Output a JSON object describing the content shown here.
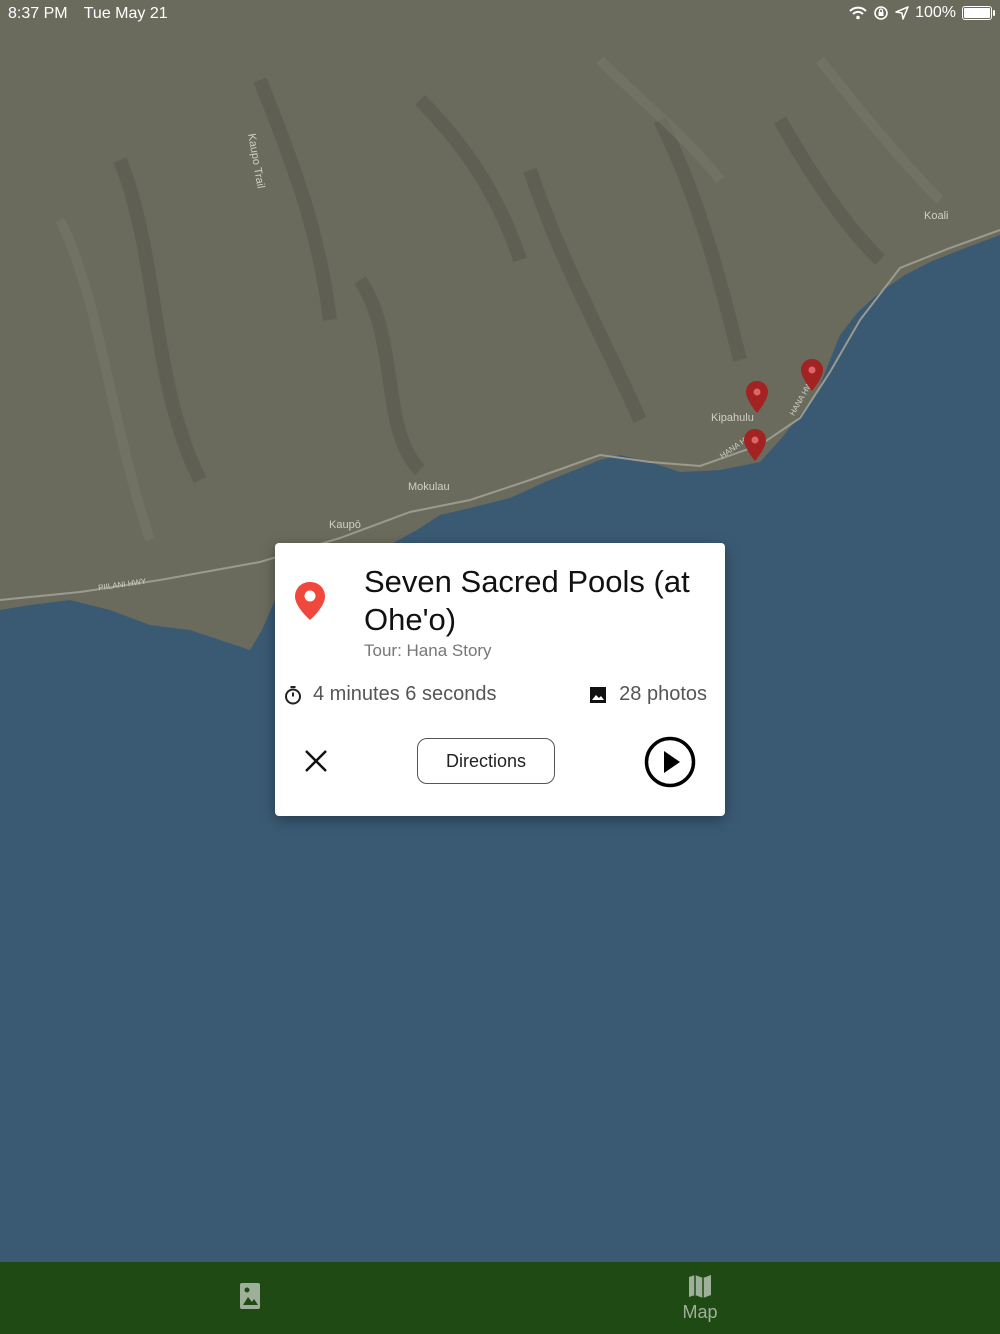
{
  "status_bar": {
    "time": "8:37 PM",
    "date": "Tue May 21",
    "battery": "100%",
    "icons": [
      "wifi-icon",
      "orientation-lock-icon",
      "location-arrow-icon",
      "battery-icon"
    ]
  },
  "map": {
    "labels": {
      "kaupo_trail": "Kaupo Trail",
      "koali": "Koali",
      "kipahulu": "Kipahulu",
      "mokulau": "Mokulau",
      "kaupo": "Kaupō",
      "piilani_hwy": "PIILANI HWY",
      "hana_hwy_1": "HANA HWY",
      "hana_hwy_2": "HANA HWY"
    },
    "colors": {
      "ocean": "#3a5a74",
      "land": "#6a6a5c",
      "pin": "#a32222"
    },
    "pin_count": 3
  },
  "card": {
    "title": "Seven Sacred Pools (at Ohe'o)",
    "tour": "Tour: Hana Story",
    "duration": "4 minutes 6 seconds",
    "photos": "28 photos",
    "directions_label": "Directions",
    "pin_color": "#f0483c"
  },
  "tabbar": {
    "tabs": [
      {
        "icon": "photo-portrait-icon",
        "label": ""
      },
      {
        "icon": "map-icon",
        "label": "Map"
      }
    ],
    "background": "#1f4a14"
  }
}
════════════════
Task requirements
Copy every line of the data exactly as written, excluding the pictures.

Output of the exercise
Output a JSON object describing the content shown here.
{
  "status_bar": {
    "time": "8:37 PM",
    "date": "Tue May 21",
    "battery": "100%",
    "icons": [
      "wifi-icon",
      "orientation-lock-icon",
      "location-arrow-icon",
      "battery-icon"
    ]
  },
  "map": {
    "labels": {
      "kaupo_trail": "Kaupo Trail",
      "koali": "Koali",
      "kipahulu": "Kipahulu",
      "mokulau": "Mokulau",
      "kaupo": "Kaupō",
      "piilani_hwy": "PIILANI HWY",
      "hana_hwy_1": "HANA HWY",
      "hana_hwy_2": "HANA HWY"
    },
    "colors": {
      "ocean": "#3a5a74",
      "land": "#6a6a5c",
      "pin": "#a32222"
    },
    "pin_count": 3
  },
  "card": {
    "title": "Seven Sacred Pools (at Ohe'o)",
    "tour": "Tour: Hana Story",
    "duration": "4 minutes 6 seconds",
    "photos": "28 photos",
    "directions_label": "Directions",
    "pin_color": "#f0483c"
  },
  "tabbar": {
    "tabs": [
      {
        "icon": "photo-portrait-icon",
        "label": ""
      },
      {
        "icon": "map-icon",
        "label": "Map"
      }
    ],
    "background": "#1f4a14"
  }
}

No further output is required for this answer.